- **Exercise goal**:
Copy out each line containing "Deutschen" from the entries below.

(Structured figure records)
┌──

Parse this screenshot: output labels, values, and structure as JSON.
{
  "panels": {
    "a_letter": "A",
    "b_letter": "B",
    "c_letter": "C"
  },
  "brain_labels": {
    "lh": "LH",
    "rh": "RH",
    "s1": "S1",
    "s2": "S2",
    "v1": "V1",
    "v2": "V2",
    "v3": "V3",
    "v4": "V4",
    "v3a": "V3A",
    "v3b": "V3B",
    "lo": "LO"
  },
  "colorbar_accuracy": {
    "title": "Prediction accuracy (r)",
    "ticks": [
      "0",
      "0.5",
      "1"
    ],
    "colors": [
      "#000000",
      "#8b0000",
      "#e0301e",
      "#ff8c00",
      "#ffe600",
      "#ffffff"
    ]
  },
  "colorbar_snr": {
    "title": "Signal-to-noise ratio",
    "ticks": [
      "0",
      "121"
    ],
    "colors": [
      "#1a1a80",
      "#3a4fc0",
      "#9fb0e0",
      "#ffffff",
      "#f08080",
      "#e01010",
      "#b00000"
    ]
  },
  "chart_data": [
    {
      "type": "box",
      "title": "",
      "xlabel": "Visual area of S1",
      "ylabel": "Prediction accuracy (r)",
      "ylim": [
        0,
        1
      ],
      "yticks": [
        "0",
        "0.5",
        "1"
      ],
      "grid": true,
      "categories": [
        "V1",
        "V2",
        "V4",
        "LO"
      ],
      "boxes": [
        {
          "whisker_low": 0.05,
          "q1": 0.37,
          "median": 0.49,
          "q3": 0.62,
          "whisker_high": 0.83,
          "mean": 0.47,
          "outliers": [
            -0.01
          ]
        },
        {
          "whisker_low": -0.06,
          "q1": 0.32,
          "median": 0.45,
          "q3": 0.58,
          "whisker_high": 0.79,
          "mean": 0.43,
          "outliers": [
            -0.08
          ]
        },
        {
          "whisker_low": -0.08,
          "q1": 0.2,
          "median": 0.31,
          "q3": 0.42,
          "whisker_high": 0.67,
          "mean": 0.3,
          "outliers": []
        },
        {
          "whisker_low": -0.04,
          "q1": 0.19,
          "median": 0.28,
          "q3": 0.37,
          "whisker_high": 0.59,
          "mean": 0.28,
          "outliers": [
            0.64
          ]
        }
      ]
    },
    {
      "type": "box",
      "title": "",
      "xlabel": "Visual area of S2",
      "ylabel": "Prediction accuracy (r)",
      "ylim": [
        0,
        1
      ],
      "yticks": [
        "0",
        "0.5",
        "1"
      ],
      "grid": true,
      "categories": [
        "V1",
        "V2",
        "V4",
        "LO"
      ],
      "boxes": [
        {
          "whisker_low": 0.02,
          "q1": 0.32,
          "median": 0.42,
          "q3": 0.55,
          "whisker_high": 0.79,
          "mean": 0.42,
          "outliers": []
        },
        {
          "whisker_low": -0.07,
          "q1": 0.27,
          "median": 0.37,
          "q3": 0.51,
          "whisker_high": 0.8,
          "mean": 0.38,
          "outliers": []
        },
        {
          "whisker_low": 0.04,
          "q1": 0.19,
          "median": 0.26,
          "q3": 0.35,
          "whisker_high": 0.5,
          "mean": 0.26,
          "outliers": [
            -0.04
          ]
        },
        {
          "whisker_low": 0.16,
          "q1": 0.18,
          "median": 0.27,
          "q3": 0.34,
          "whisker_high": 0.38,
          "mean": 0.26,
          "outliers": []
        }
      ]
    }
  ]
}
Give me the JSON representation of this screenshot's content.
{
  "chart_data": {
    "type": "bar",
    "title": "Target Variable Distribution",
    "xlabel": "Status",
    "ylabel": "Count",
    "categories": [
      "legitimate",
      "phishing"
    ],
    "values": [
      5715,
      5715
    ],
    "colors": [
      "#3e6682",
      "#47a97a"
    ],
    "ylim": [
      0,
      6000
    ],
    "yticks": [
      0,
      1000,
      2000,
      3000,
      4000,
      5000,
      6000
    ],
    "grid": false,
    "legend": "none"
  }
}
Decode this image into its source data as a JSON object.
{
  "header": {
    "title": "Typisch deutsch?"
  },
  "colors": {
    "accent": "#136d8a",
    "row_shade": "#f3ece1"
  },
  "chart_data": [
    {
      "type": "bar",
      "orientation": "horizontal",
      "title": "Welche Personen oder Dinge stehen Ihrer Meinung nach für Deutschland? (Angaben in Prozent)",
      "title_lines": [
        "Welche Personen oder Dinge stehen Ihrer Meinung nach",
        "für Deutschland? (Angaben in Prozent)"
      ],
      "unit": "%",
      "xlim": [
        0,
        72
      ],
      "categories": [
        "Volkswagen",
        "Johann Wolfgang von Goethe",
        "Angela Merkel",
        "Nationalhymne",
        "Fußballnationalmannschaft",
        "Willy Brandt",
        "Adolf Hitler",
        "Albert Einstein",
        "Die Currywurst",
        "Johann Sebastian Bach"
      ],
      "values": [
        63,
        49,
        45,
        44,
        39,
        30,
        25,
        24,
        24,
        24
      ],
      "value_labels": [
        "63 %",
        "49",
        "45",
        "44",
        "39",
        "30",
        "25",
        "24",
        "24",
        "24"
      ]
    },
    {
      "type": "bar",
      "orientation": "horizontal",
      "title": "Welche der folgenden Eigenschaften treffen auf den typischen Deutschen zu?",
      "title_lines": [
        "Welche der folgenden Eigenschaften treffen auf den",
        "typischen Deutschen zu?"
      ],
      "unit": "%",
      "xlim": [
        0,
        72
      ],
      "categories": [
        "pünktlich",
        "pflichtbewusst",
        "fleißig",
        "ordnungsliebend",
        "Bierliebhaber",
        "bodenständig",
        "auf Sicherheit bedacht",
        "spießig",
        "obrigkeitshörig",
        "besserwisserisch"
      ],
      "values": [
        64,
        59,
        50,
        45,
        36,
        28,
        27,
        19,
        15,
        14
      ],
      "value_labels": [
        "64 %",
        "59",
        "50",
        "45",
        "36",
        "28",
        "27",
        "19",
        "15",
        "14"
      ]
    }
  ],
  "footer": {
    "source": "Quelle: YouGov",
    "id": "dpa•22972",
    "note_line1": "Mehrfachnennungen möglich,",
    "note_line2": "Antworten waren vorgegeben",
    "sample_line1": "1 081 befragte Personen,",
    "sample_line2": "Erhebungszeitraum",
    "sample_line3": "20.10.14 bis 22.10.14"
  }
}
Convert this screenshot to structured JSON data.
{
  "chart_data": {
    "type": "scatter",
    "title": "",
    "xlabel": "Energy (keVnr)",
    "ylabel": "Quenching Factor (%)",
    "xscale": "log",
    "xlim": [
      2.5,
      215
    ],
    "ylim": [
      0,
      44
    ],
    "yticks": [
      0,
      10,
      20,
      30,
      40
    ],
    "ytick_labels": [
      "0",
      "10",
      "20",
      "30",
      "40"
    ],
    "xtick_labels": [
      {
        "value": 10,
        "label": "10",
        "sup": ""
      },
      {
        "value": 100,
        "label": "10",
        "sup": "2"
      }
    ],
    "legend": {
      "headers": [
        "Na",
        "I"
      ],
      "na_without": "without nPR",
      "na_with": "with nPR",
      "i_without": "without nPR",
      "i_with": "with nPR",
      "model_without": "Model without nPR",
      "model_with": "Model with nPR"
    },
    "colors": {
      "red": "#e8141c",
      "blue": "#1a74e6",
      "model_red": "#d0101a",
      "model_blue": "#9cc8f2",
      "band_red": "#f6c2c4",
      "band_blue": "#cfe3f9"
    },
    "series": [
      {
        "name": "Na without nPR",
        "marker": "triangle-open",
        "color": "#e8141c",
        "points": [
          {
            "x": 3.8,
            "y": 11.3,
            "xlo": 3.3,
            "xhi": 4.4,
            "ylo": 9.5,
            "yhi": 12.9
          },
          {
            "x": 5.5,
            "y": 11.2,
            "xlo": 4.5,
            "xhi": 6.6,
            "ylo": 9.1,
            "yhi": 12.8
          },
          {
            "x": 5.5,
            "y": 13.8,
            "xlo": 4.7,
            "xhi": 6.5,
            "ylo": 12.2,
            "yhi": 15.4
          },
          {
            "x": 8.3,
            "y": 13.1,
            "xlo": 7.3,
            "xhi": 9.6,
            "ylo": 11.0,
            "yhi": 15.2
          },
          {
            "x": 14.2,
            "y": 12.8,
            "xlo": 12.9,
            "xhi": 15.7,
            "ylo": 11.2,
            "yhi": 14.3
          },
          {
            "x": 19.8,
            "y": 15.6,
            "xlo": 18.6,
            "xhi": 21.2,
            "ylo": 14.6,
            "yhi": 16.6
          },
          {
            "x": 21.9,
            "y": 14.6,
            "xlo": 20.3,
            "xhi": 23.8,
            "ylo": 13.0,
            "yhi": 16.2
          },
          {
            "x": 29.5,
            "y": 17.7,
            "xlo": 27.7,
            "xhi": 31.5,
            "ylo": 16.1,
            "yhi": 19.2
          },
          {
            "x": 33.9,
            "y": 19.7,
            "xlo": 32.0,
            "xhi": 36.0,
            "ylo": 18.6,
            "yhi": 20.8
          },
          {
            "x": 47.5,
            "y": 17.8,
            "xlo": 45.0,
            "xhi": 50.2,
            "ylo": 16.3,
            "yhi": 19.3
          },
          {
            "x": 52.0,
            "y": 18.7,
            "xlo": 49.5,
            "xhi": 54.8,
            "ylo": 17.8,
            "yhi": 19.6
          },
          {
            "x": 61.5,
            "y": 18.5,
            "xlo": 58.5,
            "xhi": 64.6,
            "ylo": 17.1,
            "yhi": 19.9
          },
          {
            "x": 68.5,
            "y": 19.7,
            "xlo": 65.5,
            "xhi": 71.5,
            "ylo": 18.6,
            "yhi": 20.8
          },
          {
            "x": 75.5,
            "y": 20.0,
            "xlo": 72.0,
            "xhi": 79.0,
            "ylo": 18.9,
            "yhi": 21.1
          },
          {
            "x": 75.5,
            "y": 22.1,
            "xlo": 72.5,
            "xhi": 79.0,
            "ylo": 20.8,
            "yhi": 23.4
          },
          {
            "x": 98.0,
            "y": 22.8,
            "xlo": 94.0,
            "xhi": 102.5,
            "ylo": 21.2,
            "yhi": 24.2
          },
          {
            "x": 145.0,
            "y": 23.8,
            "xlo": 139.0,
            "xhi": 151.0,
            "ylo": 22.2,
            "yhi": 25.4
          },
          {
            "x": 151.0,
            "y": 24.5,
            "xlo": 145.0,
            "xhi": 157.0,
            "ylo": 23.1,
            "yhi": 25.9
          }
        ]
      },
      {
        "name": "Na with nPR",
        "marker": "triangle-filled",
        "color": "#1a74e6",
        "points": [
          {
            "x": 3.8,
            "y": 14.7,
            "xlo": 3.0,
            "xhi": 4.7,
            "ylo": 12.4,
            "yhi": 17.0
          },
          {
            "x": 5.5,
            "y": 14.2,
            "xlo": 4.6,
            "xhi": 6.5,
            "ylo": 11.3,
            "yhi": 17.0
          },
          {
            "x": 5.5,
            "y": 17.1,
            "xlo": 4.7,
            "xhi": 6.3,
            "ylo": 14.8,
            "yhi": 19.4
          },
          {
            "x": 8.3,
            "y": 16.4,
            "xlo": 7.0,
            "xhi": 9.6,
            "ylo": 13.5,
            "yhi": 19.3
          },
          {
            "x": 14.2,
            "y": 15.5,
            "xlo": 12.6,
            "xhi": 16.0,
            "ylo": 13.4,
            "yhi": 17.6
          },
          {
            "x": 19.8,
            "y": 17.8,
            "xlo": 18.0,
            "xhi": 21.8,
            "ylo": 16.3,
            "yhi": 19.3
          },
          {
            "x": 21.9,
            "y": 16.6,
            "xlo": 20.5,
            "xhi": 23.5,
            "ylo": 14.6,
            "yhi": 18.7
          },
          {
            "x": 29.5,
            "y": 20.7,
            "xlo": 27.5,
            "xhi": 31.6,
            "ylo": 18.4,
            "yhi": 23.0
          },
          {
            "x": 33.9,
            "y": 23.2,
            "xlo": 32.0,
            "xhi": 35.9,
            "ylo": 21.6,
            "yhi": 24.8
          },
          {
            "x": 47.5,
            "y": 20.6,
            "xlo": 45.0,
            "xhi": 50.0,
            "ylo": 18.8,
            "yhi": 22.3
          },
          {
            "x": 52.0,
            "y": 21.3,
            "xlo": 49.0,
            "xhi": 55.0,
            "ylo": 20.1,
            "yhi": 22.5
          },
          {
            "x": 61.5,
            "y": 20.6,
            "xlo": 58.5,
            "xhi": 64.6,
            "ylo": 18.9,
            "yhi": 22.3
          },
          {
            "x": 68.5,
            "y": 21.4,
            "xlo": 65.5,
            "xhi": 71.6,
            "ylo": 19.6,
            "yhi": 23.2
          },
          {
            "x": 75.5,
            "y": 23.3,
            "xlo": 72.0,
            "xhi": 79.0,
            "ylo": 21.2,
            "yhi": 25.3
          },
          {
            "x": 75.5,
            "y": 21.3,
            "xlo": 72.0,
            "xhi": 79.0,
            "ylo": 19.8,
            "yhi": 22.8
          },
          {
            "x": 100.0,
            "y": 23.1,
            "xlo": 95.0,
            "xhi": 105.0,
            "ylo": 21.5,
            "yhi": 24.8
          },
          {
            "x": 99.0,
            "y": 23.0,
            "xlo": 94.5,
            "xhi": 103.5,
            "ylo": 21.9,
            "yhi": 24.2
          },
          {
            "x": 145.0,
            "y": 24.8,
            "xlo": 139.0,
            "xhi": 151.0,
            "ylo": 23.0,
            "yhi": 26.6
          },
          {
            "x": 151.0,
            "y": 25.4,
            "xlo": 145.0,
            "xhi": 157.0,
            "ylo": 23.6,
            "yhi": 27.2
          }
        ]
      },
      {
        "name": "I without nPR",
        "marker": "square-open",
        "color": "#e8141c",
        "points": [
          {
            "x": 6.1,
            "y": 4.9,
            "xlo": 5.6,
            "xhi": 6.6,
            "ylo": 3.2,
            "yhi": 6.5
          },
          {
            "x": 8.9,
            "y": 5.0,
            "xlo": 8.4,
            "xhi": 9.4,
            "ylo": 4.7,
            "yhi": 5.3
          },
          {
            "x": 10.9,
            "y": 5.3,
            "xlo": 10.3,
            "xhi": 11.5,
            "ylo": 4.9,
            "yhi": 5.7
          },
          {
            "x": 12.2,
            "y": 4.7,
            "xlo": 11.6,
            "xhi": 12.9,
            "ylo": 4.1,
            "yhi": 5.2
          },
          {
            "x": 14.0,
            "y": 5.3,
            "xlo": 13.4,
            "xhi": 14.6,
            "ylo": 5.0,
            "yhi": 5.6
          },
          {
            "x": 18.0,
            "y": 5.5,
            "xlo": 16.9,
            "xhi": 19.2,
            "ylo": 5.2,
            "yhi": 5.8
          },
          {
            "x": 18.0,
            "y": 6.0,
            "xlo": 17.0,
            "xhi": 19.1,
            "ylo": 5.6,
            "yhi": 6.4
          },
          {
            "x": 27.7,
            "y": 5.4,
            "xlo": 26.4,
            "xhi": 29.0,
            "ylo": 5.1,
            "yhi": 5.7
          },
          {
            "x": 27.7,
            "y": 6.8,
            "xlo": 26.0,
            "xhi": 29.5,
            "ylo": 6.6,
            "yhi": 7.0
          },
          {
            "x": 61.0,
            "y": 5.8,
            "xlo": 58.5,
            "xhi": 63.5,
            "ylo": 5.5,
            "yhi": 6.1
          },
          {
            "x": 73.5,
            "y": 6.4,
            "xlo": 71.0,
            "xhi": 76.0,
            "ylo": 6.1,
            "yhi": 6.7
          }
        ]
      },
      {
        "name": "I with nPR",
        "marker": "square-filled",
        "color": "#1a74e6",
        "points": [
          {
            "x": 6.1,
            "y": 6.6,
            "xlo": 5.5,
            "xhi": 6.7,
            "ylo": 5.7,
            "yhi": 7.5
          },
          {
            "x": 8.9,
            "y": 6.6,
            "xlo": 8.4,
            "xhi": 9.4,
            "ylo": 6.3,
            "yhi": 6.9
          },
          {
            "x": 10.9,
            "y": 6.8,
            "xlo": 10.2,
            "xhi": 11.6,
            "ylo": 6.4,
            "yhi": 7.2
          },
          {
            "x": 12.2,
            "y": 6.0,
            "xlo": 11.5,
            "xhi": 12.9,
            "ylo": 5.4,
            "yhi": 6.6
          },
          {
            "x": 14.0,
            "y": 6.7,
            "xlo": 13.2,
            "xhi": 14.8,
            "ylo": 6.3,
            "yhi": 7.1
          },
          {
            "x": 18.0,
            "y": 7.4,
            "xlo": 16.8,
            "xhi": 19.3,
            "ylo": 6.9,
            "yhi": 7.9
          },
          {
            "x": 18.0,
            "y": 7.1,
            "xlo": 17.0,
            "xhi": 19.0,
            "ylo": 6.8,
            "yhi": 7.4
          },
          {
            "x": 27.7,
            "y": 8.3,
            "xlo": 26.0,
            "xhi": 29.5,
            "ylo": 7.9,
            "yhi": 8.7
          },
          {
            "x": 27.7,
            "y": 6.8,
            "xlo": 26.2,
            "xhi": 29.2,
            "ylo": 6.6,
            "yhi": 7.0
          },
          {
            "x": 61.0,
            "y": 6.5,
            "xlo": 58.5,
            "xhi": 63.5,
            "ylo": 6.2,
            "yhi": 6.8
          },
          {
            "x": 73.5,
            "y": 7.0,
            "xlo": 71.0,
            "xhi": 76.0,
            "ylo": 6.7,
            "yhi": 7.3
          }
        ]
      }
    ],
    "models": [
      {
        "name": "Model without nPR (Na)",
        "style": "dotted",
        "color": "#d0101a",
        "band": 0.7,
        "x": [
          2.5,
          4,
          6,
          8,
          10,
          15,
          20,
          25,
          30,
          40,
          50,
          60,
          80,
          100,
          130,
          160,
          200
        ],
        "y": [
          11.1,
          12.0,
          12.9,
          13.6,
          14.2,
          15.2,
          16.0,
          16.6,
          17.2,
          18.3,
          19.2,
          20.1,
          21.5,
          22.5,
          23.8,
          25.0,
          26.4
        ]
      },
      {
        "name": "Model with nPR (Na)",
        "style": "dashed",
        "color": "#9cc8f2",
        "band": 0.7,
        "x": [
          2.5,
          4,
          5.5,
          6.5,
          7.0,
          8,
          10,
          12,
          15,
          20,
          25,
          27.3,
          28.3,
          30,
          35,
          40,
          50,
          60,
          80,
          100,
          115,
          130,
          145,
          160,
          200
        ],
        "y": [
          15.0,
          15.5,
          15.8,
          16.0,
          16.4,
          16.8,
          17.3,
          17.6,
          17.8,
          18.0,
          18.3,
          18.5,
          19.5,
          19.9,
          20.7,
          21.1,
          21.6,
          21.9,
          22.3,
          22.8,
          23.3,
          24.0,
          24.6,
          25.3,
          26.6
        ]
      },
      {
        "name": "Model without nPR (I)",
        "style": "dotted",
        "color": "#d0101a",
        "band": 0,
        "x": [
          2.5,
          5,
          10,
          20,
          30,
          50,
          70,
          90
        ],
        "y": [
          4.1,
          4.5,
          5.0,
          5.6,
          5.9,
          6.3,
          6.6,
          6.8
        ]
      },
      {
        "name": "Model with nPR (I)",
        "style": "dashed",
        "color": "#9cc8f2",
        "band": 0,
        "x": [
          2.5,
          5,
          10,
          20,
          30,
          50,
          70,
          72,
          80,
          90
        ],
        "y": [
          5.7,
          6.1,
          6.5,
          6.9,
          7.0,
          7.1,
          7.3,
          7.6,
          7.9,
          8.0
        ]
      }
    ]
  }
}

└──

- **Task answer**:
      "title": "Welche der folgenden Eigenschaften treffen auf den typischen Deutschen zu?",
        "typischen Deutschen zu?"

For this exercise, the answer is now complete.